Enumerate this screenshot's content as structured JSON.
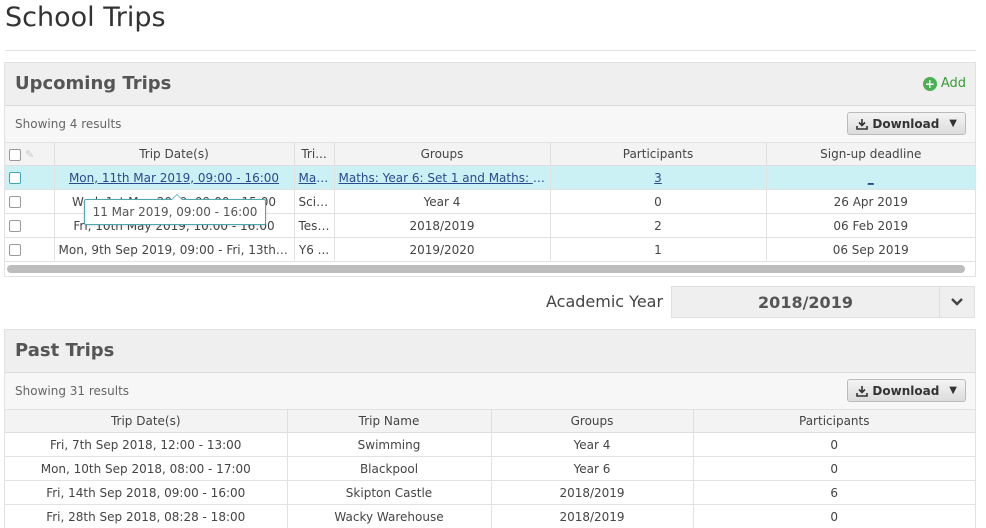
{
  "page": {
    "title": "School Trips"
  },
  "upcoming": {
    "title": "Upcoming Trips",
    "add_label": "Add",
    "showing": "Showing 4 results",
    "download_label": "Download",
    "columns": [
      "Trip Date(s)",
      "Tri...",
      "Groups",
      "Participants",
      "Sign-up deadline"
    ],
    "rows": [
      {
        "date": "Mon, 11th Mar 2019, 09:00 - 16:00",
        "trip": "Mat...",
        "groups": "Maths: Year 6: Set 1 and Maths: Yea...",
        "participants": "3",
        "deadline": "_"
      },
      {
        "date": "Wed, 1st May 2019, 09:00 - 15:00",
        "trip": "Scie...",
        "groups": "Year 4",
        "participants": "0",
        "deadline": "26 Apr 2019"
      },
      {
        "date": "Fri, 10th May 2019, 10:00 - 16:00",
        "trip": "Test...",
        "groups": "2018/2019",
        "participants": "2",
        "deadline": "06 Feb 2019"
      },
      {
        "date": "Mon, 9th Sep 2019, 09:00 - Fri, 13th Se...",
        "trip": "Y6 ...",
        "groups": "2019/2020",
        "participants": "1",
        "deadline": "06 Sep 2019"
      }
    ],
    "tooltip": "11 Mar 2019, 09:00 - 16:00"
  },
  "academic_year": {
    "label": "Academic Year",
    "value": "2018/2019"
  },
  "past": {
    "title": "Past Trips",
    "showing": "Showing 31 results",
    "download_label": "Download",
    "columns": [
      "Trip Date(s)",
      "Trip Name",
      "Groups",
      "Participants"
    ],
    "rows": [
      {
        "date": "Fri, 7th Sep 2018, 12:00 - 13:00",
        "name": "Swimming",
        "groups": "Year 4",
        "participants": "0"
      },
      {
        "date": "Mon, 10th Sep 2018, 08:00 - 17:00",
        "name": "Blackpool",
        "groups": "Year 6",
        "participants": "0"
      },
      {
        "date": "Fri, 14th Sep 2018, 09:00 - 16:00",
        "name": "Skipton Castle",
        "groups": "2018/2019",
        "participants": "6"
      },
      {
        "date": "Fri, 28th Sep 2018, 08:28 - 18:00",
        "name": "Wacky Warehouse",
        "groups": "2018/2019",
        "participants": "0"
      }
    ]
  },
  "colors": {
    "highlight_row": "#ccf1f5",
    "link": "#2b4a8c",
    "add_green": "#4caf50",
    "tooltip_border": "#4aa8b0"
  },
  "icons": {
    "add": "plus-circle-icon",
    "download": "download-icon",
    "caret": "caret-down-icon",
    "chevron": "chevron-down-icon",
    "edit": "pencil-icon"
  }
}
────
Task description: Pick each line holding the word "Showing" out of the listing.

Complete output:
    "showing": "Showing 4 results",
    "showing": "Showing 31 results",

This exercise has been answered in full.